From the listing below, pull out every line that contains the string "tick", matching case exactly.

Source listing
** START **

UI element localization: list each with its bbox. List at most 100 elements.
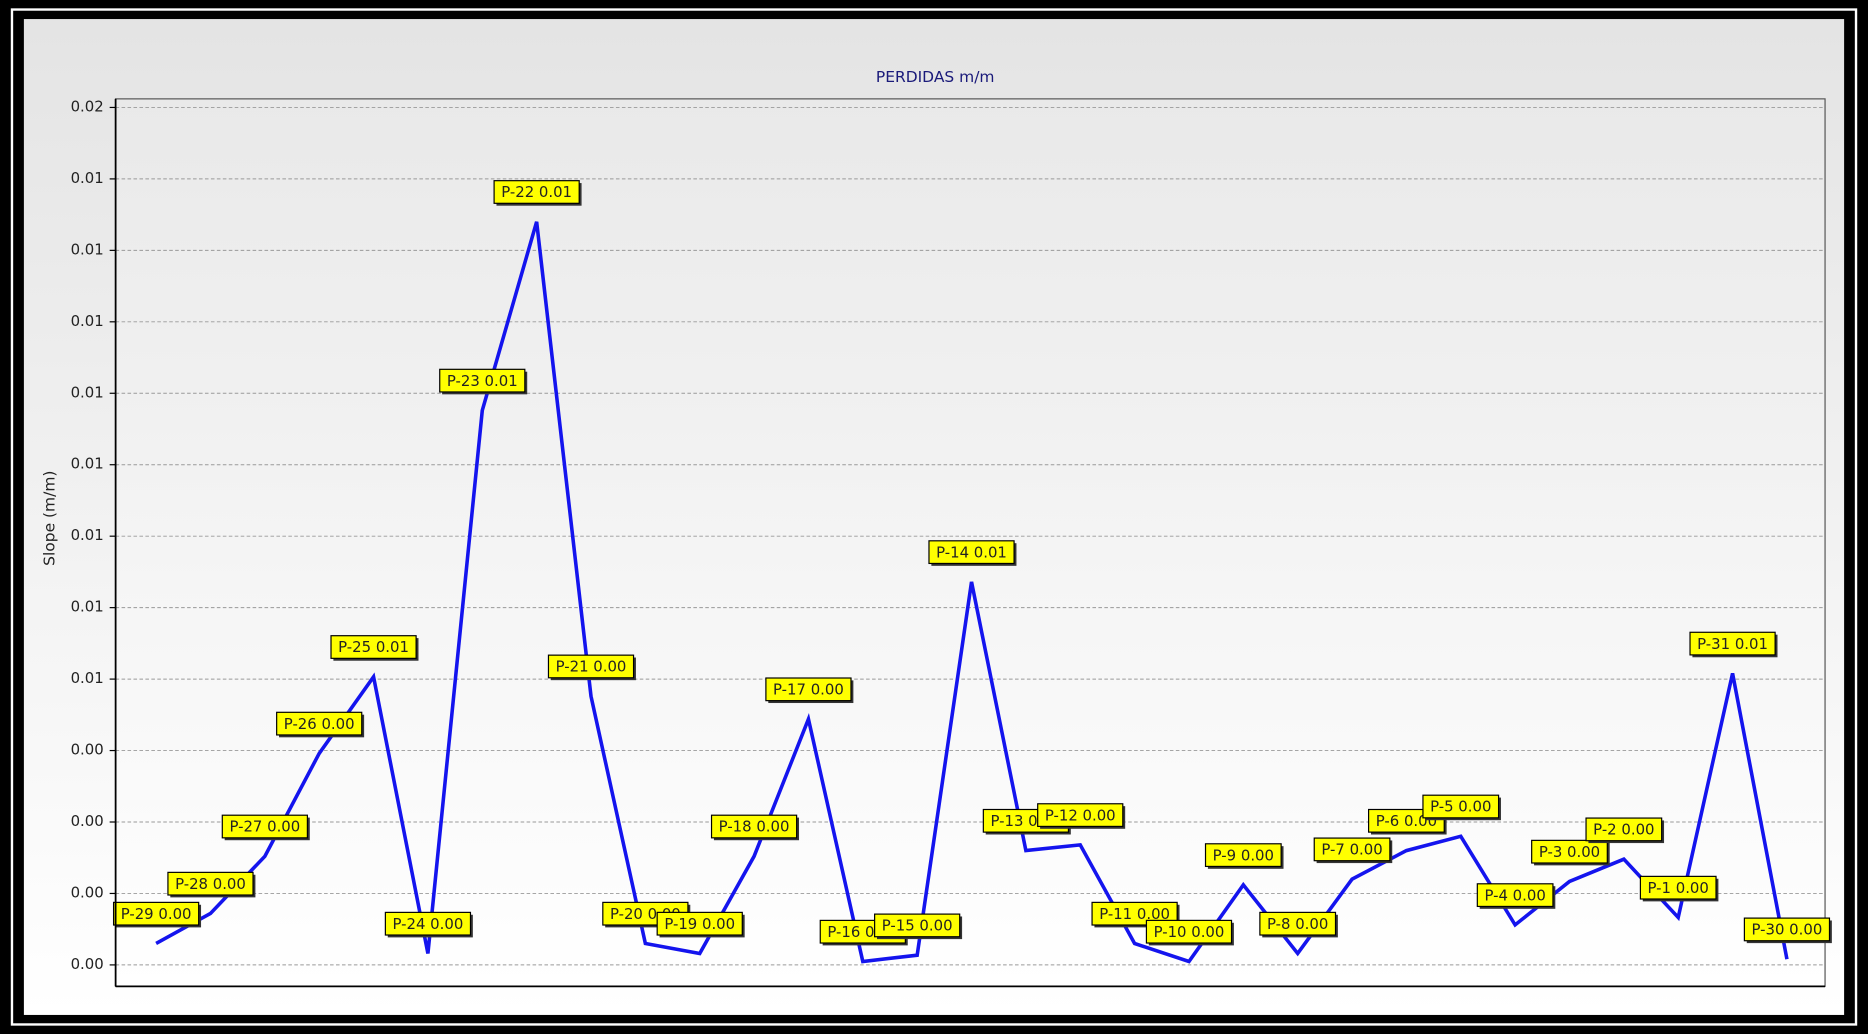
y-tick-label: 0.01 — [71, 240, 104, 258]
label-box — [221, 814, 308, 839]
value-label: P-25 0.01 — [338, 638, 409, 656]
data-label: P-28 0.00 — [167, 871, 256, 898]
value-label: P-18 0.00 — [719, 818, 790, 836]
value-label: P-4 0.00 — [1484, 886, 1545, 904]
data-label: P-15 0.00 — [874, 913, 963, 940]
data-label: P-7 0.00 — [1313, 837, 1393, 864]
value-label: P-22 0.01 — [501, 183, 572, 201]
value-label: P-12 0.00 — [1045, 806, 1116, 824]
value-label: P-21 0.00 — [556, 658, 627, 676]
value-label: P-10 0.00 — [1154, 923, 1225, 941]
data-label: P-10 0.00 — [1145, 919, 1234, 946]
label-box — [276, 711, 363, 736]
y-tick-label: 0.01 — [71, 312, 104, 330]
value-label: P-5 0.00 — [1430, 798, 1491, 816]
value-label: P-27 0.00 — [229, 818, 300, 836]
label-box — [1037, 803, 1124, 827]
y-tick-label: 0.00 — [71, 883, 104, 901]
label-box — [765, 677, 852, 702]
value-label: P-3 0.00 — [1539, 843, 1600, 861]
label-box — [167, 871, 254, 896]
data-label: P-2 0.00 — [1585, 817, 1665, 844]
label-box — [1091, 901, 1178, 926]
label-box — [493, 180, 580, 204]
data-label: P-22 0.01 — [493, 180, 582, 206]
value-label: P-7 0.00 — [1321, 841, 1382, 859]
label-box — [1145, 919, 1233, 944]
data-label: P-5 0.00 — [1422, 794, 1501, 821]
value-label: P-28 0.00 — [175, 875, 246, 893]
y-tick-label: 0.00 — [71, 812, 104, 830]
value-label: P-24 0.00 — [393, 915, 464, 933]
data-label: P-4 0.00 — [1476, 883, 1556, 909]
marks — [155, 221, 1789, 964]
label-box — [1585, 817, 1663, 842]
value-label: P-1 0.00 — [1648, 879, 1709, 897]
value-label: P-19 0.00 — [664, 915, 735, 933]
value-label: P-9 0.00 — [1213, 846, 1274, 864]
label-box — [1422, 794, 1500, 819]
data-label: P-27 0.00 — [221, 814, 310, 841]
data-label: P-19 0.00 — [656, 911, 745, 938]
label-box — [928, 540, 1015, 565]
data-label: P-30 0.00 — [1743, 917, 1832, 944]
label-box — [547, 654, 635, 679]
label-box — [874, 913, 961, 938]
data-label: P-21 0.00 — [547, 654, 636, 681]
label-box — [710, 814, 798, 839]
label-box — [1743, 917, 1831, 942]
value-label: P-14 0.01 — [936, 543, 1007, 561]
chart-title: PERDIDAS m/m — [876, 68, 995, 86]
frame-inner — [10, 8, 1858, 1026]
value-label: P-8 0.00 — [1267, 915, 1328, 933]
data-label: P-9 0.00 — [1204, 843, 1284, 869]
data-label: P-3 0.00 — [1531, 839, 1610, 866]
data-label: P-8 0.00 — [1259, 911, 1338, 938]
data-label: P-23 0.01 — [439, 368, 528, 395]
label-box — [656, 911, 743, 936]
label-box — [439, 368, 526, 393]
y-tick-label: 0.01 — [71, 526, 104, 544]
label-box — [1639, 875, 1717, 900]
value-label: P-11 0.00 — [1099, 905, 1170, 923]
data-line — [155, 221, 1789, 964]
data-label: P-29 0.00 — [112, 901, 202, 928]
data-label: P-17 0.00 — [765, 677, 854, 704]
y-tick-label: 0.01 — [71, 169, 104, 187]
label-box — [1259, 911, 1337, 936]
y-tick-label: 0.02 — [71, 97, 104, 115]
value-label: P-31 0.01 — [1697, 635, 1768, 653]
data-label: P-24 0.00 — [384, 911, 473, 938]
label-box — [1204, 843, 1282, 868]
value-label: P-26 0.00 — [284, 715, 355, 733]
data-label: P-25 0.01 — [330, 635, 419, 661]
y-tick-label: 0.00 — [71, 741, 104, 759]
y-tick-label: 0.01 — [71, 669, 104, 687]
data-label: P-18 0.00 — [710, 814, 800, 841]
value-label: P-30 0.00 — [1752, 921, 1823, 939]
y-axis-label: Slope (m/m) — [41, 471, 59, 566]
data-label: P-26 0.00 — [276, 711, 365, 738]
label-box — [384, 911, 472, 936]
y-tick-label: 0.01 — [71, 455, 104, 473]
labels: P-29 0.00 P-28 0.00 P-27 0.00 P-26 0.00 P-25… — [112, 180, 1832, 946]
label-box — [1313, 837, 1391, 862]
label-box — [1689, 631, 1776, 656]
data-label: P-31 0.01 — [1689, 631, 1778, 658]
label-box — [330, 635, 417, 659]
value-label: P-17 0.00 — [773, 681, 844, 699]
y-tick-label: 0.01 — [71, 598, 104, 616]
label-box — [112, 901, 200, 926]
value-label: P-6 0.00 — [1376, 812, 1437, 830]
y-tick-label: 0.00 — [71, 955, 104, 973]
data-label: P-11 0.00 — [1091, 901, 1180, 928]
value-label: P-2 0.00 — [1593, 821, 1654, 839]
data-label: P-12 0.00 — [1037, 803, 1126, 829]
label-box — [1531, 839, 1608, 864]
data-label: P-14 0.01 — [928, 540, 1017, 566]
label-box — [1476, 883, 1554, 908]
data-label: P-1 0.00 — [1639, 875, 1719, 902]
value-label: P-29 0.00 — [121, 905, 192, 923]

** END **

Response to this exercise »
y-tick-label: 0.01 — [71, 240, 104, 258]
y-tick-label: 0.01 — [71, 312, 104, 330]
y-tick-label: 0.00 — [71, 883, 104, 901]
y-tick-label: 0.00 — [71, 812, 104, 830]
y-tick-label: 0.01 — [71, 526, 104, 544]
y-tick-label: 0.01 — [71, 169, 104, 187]
y-tick-label: 0.02 — [71, 97, 104, 115]
y-tick-label: 0.00 — [71, 741, 104, 759]
y-tick-label: 0.01 — [71, 669, 104, 687]
y-tick-label: 0.01 — [71, 455, 104, 473]
y-tick-label: 0.01 — [71, 598, 104, 616]
y-tick-label: 0.00 — [71, 955, 104, 973]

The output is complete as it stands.